▶ **WHAT TO DO**:
Reproduce the entire listing, substituting "Strength of contraction" for every occurrence of "Force of contraction" and leaving all other text unchanged.

▶ **PROVIDED MATERIAL**:
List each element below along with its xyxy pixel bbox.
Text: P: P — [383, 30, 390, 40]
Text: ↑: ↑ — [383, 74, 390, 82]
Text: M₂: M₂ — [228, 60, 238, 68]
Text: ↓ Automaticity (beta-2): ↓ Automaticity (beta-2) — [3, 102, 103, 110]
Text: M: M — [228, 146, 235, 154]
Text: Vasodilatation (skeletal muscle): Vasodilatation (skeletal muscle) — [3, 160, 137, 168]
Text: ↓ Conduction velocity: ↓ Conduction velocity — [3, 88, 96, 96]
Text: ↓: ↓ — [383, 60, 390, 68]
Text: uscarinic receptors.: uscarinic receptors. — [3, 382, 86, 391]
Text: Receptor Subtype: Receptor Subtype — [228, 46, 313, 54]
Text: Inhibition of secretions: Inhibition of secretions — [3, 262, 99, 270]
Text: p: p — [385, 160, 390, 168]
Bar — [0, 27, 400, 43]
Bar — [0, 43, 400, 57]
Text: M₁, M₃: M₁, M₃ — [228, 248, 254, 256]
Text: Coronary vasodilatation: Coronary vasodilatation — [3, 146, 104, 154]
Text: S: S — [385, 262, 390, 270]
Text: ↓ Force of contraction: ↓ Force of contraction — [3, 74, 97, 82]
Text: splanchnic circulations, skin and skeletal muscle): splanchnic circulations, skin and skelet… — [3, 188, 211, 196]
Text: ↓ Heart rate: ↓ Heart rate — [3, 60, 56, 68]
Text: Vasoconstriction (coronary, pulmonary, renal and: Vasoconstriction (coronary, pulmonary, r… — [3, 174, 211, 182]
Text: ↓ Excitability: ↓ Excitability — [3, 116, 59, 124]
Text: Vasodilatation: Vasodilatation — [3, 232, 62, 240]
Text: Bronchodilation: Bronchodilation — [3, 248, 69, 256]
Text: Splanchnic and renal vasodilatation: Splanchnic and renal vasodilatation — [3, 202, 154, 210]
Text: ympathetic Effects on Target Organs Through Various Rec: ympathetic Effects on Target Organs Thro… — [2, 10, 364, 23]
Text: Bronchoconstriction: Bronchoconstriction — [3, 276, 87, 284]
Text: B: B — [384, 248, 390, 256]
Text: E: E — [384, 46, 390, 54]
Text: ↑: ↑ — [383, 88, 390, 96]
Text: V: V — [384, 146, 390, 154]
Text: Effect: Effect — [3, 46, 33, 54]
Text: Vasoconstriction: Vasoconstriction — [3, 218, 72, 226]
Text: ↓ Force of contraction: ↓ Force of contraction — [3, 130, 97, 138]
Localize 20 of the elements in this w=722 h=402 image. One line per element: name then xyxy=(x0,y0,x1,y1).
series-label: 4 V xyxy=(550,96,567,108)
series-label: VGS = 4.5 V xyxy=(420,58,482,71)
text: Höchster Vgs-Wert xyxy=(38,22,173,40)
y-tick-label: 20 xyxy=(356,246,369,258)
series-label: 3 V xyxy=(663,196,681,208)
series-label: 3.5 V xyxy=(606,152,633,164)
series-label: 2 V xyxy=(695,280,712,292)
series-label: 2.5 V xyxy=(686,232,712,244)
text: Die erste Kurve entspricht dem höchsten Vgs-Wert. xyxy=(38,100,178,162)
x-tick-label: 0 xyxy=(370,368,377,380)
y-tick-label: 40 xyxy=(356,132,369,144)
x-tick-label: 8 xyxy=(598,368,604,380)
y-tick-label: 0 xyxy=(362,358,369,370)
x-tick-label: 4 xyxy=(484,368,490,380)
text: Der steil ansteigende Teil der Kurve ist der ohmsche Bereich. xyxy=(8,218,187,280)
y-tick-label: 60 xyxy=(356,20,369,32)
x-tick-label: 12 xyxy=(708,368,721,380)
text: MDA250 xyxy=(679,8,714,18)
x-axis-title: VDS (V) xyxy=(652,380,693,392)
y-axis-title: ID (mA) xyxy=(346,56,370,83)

▶ **ANSWER BELOW**:
List each element below along with its xyxy pixel bbox.
Text: P: P — [383, 30, 390, 40]
Text: ↑: ↑ — [383, 74, 390, 82]
Text: M₂: M₂ — [228, 60, 238, 68]
Text: ↓ Automaticity (beta-2): ↓ Automaticity (beta-2) — [3, 102, 103, 110]
Text: M: M — [228, 146, 235, 154]
Text: Vasodilatation (skeletal muscle): Vasodilatation (skeletal muscle) — [3, 160, 137, 168]
Text: ↓ Conduction velocity: ↓ Conduction velocity — [3, 88, 96, 96]
Text: ↓: ↓ — [383, 60, 390, 68]
Text: uscarinic receptors.: uscarinic receptors. — [3, 382, 86, 391]
Text: Receptor Subtype: Receptor Subtype — [228, 46, 313, 54]
Text: Inhibition of secretions: Inhibition of secretions — [3, 262, 99, 270]
Text: p: p — [385, 160, 390, 168]
Bar — [0, 27, 400, 43]
Bar — [0, 43, 400, 57]
Text: M₁, M₃: M₁, M₃ — [228, 248, 254, 256]
Text: Coronary vasodilatation: Coronary vasodilatation — [3, 146, 104, 154]
Text: S: S — [385, 262, 390, 270]
Text: ↓ Strength of contraction: ↓ Strength of contraction — [3, 74, 97, 82]
Text: splanchnic circulations, skin and skeletal muscle): splanchnic circulations, skin and skelet… — [3, 188, 211, 196]
Text: ↓ Heart rate: ↓ Heart rate — [3, 60, 56, 68]
Text: Vasoconstriction (coronary, pulmonary, renal and: Vasoconstriction (coronary, pulmonary, r… — [3, 174, 211, 182]
Text: ↓ Excitability: ↓ Excitability — [3, 116, 59, 124]
Text: Vasodilatation: Vasodilatation — [3, 232, 62, 240]
Text: Bronchodilation: Bronchodilation — [3, 248, 69, 256]
Text: Splanchnic and renal vasodilatation: Splanchnic and renal vasodilatation — [3, 202, 154, 210]
Text: ympathetic Effects on Target Organs Through Various Rec: ympathetic Effects on Target Organs Thro… — [2, 10, 364, 23]
Text: Bronchoconstriction: Bronchoconstriction — [3, 276, 87, 284]
Text: B: B — [384, 248, 390, 256]
Text: E: E — [384, 46, 390, 54]
Text: ↑: ↑ — [383, 88, 390, 96]
Text: V: V — [384, 146, 390, 154]
Text: Effect: Effect — [3, 46, 33, 54]
Text: Vasoconstriction: Vasoconstriction — [3, 218, 72, 226]
Text: ↓ Strength of contraction: ↓ Strength of contraction — [3, 130, 97, 138]
Localize 20 of the elements in this w=722 h=402 image. One line per element: name then xyxy=(x0,y0,x1,y1).
series-label: 4 V xyxy=(550,96,567,108)
series-label: VGS = 4.5 V xyxy=(420,58,482,71)
text: Höchster Vgs-Wert xyxy=(38,22,173,40)
y-tick-label: 20 xyxy=(356,246,369,258)
series-label: 3 V xyxy=(663,196,681,208)
series-label: 3.5 V xyxy=(606,152,633,164)
series-label: 2 V xyxy=(695,280,712,292)
series-label: 2.5 V xyxy=(686,232,712,244)
text: Die erste Kurve entspricht dem höchsten Vgs-Wert. xyxy=(38,100,178,162)
x-tick-label: 0 xyxy=(370,368,377,380)
y-tick-label: 40 xyxy=(356,132,369,144)
x-tick-label: 8 xyxy=(598,368,604,380)
y-tick-label: 0 xyxy=(362,358,369,370)
x-tick-label: 4 xyxy=(484,368,490,380)
text: Der steil ansteigende Teil der Kurve ist der ohmsche Bereich. xyxy=(8,218,187,280)
y-tick-label: 60 xyxy=(356,20,369,32)
x-tick-label: 12 xyxy=(708,368,721,380)
text: MDA250 xyxy=(679,8,714,18)
x-axis-title: VDS (V) xyxy=(652,380,693,392)
y-axis-title: ID (mA) xyxy=(346,56,370,83)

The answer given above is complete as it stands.